■ **What to produce**
From the line containing "Transcribe the text in this document." to the end of the listing, write out every line exactly; leave out everything else.

┌─ Supplied data

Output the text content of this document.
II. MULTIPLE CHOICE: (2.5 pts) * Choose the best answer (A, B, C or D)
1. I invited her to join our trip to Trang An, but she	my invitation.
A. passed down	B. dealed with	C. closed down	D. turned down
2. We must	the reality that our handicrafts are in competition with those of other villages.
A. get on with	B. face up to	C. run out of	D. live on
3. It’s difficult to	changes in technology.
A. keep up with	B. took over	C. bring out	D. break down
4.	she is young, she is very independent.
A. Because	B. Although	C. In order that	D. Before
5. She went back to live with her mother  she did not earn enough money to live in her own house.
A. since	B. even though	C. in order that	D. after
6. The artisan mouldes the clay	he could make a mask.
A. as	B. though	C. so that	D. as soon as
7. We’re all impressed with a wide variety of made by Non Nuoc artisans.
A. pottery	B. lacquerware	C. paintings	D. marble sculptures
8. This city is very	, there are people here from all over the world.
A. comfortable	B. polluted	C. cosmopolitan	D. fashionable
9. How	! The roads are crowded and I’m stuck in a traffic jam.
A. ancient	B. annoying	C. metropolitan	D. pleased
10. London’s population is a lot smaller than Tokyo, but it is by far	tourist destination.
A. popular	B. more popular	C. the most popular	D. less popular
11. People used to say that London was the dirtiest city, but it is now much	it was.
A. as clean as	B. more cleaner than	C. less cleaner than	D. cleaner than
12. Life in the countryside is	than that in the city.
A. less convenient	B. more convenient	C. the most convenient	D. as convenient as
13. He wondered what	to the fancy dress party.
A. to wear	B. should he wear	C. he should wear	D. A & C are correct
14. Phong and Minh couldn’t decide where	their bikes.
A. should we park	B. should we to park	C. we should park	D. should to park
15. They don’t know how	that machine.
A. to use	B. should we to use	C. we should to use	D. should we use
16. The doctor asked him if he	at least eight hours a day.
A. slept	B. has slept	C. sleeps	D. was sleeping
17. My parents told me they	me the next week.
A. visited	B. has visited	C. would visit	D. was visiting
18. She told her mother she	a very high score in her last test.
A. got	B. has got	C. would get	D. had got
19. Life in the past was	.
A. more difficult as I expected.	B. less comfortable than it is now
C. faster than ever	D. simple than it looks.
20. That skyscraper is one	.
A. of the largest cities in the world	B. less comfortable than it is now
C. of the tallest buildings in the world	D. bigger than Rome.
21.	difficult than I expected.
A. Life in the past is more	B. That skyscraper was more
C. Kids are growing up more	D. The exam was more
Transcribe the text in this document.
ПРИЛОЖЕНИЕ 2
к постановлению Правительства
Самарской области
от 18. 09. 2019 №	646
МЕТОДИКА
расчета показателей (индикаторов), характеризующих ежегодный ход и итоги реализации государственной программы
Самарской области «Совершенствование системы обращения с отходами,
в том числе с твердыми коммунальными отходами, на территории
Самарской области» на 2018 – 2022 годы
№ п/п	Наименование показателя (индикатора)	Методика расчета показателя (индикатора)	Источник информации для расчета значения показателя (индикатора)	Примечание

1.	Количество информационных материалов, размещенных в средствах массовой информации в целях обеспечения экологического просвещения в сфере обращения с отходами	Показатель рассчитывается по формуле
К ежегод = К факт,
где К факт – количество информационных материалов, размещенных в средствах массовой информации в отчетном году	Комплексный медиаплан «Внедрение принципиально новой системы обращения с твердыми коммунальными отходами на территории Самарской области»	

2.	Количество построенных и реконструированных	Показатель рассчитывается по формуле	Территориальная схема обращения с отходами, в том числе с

└─

■ **Solution to this problem**
Transcribe the text in this document.
ПРИЛОЖЕНИЕ 2
к постановлению Правительства
Самарской области
от 18. 09. 2019 №	646
МЕТОДИКА
расчета показателей (индикаторов), характеризующих ежегодный ход и итоги реализации государственной программы
Самарской области «Совершенствование системы обращения с отходами,
в том числе с твердыми коммунальными отходами, на территории
Самарской области» на 2018 – 2022 годы
№ п/п	Наименование показателя (индикатора)	Методика расчета показателя (индикатора)	Источник информации для расчета значения показателя (индикатора)	Примечание

1.	Количество информационных материалов, размещенных в средствах массовой информации в целях обеспечения экологического просвещения в сфере обращения с отходами	Показатель рассчитывается по формуле
К ежегод = К факт,
где К факт – количество информационных материалов, размещенных в средствах массовой информации в отчетном году	Комплексный медиаплан «Внедрение принципиально новой системы обращения с твердыми коммунальными отходами на территории Самарской области»	

2.	Количество построенных и реконструированных	Показатель рассчитывается по формуле	Территориальная схема обращения с отходами, в том числе с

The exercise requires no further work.